▶ [Written request] Could you give the material again from its start through the line with "y-tick-label: 3: [78, 357, 86, 373]", substituting "Feature Learning" for "Feature Extraction" and leaving everything else unchanged?

⁂

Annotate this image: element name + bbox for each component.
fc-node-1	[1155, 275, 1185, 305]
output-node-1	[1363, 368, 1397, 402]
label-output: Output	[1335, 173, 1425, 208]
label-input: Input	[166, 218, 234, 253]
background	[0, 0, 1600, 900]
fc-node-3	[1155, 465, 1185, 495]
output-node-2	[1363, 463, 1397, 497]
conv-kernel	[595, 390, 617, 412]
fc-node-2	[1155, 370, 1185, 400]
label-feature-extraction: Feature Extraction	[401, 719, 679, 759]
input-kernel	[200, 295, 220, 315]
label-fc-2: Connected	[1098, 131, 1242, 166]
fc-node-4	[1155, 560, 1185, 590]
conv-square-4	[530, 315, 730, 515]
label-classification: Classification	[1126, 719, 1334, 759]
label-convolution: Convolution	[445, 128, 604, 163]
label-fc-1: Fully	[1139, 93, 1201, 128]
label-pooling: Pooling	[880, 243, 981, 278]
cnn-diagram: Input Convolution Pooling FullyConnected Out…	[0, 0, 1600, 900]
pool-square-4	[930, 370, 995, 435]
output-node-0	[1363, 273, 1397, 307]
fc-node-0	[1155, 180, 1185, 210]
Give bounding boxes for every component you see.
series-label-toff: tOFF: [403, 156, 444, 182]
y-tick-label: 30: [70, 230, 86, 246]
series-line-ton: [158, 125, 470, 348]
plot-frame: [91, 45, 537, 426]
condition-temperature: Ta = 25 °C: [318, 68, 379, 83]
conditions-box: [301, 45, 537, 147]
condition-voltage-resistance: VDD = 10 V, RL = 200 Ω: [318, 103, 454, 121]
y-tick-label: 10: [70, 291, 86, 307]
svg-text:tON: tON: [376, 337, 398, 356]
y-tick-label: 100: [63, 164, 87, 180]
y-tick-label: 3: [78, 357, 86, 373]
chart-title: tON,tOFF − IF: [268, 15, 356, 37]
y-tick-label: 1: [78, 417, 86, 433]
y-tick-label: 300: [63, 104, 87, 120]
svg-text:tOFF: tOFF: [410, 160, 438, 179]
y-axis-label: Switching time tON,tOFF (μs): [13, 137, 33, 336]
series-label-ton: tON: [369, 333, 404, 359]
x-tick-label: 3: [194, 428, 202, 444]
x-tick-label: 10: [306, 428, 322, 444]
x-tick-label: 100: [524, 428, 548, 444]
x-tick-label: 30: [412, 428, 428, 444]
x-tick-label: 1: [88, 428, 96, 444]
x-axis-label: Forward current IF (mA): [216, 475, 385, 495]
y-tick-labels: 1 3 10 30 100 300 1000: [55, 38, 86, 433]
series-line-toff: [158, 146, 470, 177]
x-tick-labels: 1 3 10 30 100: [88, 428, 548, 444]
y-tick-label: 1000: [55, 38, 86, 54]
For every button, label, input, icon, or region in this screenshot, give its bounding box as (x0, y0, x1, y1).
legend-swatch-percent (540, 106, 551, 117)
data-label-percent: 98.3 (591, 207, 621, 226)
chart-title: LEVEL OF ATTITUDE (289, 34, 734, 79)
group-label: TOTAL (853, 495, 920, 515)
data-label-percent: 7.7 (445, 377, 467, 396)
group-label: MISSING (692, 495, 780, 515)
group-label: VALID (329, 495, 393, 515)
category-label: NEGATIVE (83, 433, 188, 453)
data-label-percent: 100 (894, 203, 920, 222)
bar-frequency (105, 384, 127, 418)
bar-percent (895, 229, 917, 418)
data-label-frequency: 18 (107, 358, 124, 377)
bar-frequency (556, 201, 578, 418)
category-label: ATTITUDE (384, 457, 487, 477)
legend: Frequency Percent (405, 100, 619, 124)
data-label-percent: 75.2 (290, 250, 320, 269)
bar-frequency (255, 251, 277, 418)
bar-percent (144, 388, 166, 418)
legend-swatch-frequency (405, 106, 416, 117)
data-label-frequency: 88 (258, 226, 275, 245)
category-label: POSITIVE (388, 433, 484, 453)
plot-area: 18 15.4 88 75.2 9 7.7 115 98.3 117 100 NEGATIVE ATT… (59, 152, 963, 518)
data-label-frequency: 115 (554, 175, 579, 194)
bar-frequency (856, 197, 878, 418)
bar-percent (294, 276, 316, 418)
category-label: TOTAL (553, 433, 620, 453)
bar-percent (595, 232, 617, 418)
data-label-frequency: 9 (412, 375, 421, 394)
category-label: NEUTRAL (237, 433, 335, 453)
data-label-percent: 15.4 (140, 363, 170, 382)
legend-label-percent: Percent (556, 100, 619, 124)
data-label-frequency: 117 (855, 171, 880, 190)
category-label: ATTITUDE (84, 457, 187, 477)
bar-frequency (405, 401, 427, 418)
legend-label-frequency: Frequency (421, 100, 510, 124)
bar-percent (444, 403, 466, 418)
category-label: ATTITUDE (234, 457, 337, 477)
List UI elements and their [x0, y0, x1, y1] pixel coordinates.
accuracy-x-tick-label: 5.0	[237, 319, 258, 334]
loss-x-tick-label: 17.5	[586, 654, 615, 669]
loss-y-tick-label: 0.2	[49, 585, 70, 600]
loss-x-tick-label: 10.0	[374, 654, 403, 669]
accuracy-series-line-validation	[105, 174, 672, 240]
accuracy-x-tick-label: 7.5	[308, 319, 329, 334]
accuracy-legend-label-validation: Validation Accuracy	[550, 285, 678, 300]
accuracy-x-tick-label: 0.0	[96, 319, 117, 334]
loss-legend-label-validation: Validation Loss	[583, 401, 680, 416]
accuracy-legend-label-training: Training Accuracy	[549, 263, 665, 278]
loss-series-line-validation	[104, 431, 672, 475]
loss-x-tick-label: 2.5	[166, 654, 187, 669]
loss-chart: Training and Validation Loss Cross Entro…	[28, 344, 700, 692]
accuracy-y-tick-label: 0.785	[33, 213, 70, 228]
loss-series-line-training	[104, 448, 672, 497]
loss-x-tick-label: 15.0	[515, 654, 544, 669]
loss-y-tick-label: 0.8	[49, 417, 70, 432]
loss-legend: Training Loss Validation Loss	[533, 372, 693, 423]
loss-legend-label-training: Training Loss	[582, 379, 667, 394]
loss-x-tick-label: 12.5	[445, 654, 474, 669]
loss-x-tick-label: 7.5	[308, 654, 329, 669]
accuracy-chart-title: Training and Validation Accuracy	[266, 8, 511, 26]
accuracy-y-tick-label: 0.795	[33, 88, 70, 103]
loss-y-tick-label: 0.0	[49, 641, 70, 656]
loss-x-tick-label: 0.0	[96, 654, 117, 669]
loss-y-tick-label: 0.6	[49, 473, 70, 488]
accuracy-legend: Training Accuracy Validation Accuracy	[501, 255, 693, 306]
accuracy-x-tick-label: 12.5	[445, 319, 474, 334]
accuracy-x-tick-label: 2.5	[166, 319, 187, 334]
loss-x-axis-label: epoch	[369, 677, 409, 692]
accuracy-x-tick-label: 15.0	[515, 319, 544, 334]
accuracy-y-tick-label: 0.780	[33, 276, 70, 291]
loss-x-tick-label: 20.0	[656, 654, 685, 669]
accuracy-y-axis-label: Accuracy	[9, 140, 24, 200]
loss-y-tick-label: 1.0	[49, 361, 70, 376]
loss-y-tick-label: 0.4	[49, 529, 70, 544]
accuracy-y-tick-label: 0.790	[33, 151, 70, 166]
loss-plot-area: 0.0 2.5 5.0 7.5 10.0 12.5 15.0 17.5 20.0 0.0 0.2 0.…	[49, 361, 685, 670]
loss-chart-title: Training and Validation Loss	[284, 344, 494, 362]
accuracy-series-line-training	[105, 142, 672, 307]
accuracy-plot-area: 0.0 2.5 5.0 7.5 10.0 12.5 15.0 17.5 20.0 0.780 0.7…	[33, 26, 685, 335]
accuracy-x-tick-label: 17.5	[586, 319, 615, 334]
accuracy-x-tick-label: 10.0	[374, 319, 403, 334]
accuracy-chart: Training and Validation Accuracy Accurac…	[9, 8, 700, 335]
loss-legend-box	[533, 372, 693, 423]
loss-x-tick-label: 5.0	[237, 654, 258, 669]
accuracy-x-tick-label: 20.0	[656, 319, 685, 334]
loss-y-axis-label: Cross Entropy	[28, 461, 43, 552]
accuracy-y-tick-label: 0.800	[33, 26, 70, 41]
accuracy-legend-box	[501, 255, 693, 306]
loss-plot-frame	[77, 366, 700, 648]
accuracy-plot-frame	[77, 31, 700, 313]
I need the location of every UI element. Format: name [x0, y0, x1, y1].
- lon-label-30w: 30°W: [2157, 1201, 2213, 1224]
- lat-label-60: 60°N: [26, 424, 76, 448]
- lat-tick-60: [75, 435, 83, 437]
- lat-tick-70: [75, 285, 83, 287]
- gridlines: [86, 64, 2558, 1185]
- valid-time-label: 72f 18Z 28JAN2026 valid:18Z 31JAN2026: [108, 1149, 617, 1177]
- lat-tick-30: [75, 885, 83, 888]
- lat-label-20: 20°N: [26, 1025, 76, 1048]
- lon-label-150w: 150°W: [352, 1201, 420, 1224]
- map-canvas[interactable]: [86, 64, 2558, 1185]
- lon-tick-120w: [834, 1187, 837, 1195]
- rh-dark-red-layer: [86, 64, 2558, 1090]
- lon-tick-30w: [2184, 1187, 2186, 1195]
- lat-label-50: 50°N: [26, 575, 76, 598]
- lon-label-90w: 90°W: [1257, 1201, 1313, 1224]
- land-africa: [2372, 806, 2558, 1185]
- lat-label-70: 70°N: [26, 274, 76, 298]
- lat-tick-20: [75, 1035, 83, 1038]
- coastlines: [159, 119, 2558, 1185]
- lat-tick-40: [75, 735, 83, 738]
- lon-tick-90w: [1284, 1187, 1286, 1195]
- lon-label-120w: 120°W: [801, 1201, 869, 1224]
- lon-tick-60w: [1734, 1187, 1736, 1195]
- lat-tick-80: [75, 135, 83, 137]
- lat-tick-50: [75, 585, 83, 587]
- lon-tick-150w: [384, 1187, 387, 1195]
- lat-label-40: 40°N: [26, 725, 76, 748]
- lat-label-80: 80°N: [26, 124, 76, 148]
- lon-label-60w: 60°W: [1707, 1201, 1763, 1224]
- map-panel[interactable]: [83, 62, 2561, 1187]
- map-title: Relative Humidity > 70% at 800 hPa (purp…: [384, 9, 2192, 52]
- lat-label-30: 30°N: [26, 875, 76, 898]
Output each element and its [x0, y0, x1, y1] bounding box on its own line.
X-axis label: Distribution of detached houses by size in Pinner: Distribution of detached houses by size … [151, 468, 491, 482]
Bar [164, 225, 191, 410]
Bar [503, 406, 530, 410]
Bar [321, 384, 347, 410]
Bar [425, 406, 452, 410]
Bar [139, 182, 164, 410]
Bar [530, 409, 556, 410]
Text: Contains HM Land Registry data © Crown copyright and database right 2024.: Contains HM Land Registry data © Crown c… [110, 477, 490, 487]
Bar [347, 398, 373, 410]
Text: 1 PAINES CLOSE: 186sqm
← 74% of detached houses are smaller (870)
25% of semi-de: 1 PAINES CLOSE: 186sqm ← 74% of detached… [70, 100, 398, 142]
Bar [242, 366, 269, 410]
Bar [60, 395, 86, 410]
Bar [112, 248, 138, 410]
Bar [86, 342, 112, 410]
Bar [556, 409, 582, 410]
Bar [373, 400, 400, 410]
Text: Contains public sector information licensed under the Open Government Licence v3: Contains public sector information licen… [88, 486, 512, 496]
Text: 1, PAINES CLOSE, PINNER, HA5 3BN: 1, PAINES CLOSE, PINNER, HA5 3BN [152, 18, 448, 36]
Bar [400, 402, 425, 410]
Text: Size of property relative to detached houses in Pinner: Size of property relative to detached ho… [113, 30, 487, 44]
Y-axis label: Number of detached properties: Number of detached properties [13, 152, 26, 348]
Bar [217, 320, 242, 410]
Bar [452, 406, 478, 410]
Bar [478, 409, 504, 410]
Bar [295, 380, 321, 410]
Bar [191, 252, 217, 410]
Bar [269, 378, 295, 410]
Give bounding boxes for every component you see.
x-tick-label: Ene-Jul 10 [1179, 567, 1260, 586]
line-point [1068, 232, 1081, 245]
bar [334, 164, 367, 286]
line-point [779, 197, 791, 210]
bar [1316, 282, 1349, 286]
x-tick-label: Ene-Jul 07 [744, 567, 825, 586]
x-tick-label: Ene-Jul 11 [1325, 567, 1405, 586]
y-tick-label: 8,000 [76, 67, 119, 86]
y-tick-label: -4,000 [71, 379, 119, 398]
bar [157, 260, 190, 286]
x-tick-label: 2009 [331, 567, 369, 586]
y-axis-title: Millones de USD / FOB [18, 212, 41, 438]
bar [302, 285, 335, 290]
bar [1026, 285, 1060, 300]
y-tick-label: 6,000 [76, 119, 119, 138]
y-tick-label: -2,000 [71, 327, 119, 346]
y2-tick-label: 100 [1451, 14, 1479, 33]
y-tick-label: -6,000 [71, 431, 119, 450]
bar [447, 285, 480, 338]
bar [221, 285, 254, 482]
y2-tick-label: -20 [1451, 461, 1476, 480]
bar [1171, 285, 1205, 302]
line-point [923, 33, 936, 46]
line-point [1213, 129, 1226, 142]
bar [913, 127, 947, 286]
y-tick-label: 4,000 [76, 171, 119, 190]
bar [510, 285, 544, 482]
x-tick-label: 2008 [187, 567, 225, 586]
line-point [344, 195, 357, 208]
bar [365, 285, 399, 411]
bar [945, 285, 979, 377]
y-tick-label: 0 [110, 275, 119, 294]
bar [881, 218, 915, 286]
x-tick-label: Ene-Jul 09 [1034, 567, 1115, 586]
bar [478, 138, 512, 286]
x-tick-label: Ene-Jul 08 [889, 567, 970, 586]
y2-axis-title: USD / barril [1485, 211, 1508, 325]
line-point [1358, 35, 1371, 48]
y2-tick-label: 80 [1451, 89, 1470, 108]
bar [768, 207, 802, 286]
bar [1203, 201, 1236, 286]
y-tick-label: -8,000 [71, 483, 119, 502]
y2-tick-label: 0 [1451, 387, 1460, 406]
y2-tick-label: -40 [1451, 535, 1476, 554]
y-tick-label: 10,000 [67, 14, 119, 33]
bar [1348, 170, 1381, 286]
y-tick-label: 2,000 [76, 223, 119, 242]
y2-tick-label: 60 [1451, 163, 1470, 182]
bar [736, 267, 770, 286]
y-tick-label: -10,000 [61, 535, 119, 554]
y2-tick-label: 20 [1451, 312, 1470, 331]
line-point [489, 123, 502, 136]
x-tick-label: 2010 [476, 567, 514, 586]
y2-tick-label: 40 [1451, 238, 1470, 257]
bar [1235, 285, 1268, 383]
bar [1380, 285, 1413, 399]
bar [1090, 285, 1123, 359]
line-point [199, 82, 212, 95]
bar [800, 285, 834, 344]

⁂

▶ [The result]
Annotate this image: element name + bbox for each component.
fc-node-1	[1155, 275, 1185, 305]
output-node-1	[1363, 368, 1397, 402]
label-output: Output	[1335, 173, 1425, 208]
label-input: Input	[166, 218, 234, 253]
background	[0, 0, 1600, 900]
fc-node-3	[1155, 465, 1185, 495]
output-node-2	[1363, 463, 1397, 497]
conv-kernel	[595, 390, 617, 412]
fc-node-2	[1155, 370, 1185, 400]
label-feature-extraction: Feature Learning	[401, 719, 679, 759]
input-kernel	[200, 295, 220, 315]
label-fc-2: Connected	[1098, 131, 1242, 166]
fc-node-4	[1155, 560, 1185, 590]
conv-square-4	[530, 315, 730, 515]
label-classification: Classification	[1126, 719, 1334, 759]
label-convolution: Convolution	[445, 128, 604, 163]
label-fc-1: Fully	[1139, 93, 1201, 128]
label-pooling: Pooling	[880, 243, 981, 278]
cnn-diagram: Input Convolution Pooling FullyConnected Out…	[0, 0, 1600, 900]
pool-square-4	[930, 370, 995, 435]
output-node-0	[1363, 273, 1397, 307]
fc-node-0	[1155, 180, 1185, 210]
Give bounding boxes for every component you see.
series-label-toff: tOFF: [403, 156, 444, 182]
y-tick-label: 30: [70, 230, 86, 246]
series-line-ton: [158, 125, 470, 348]
plot-frame: [91, 45, 537, 426]
condition-temperature: Ta = 25 °C: [318, 68, 379, 83]
conditions-box: [301, 45, 537, 147]
condition-voltage-resistance: VDD = 10 V, RL = 200 Ω: [318, 103, 454, 121]
y-tick-label: 10: [70, 291, 86, 307]
svg-text:tON: tON: [376, 337, 398, 356]
y-tick-label: 100: [63, 164, 87, 180]
y-tick-label: 3: [78, 357, 86, 373]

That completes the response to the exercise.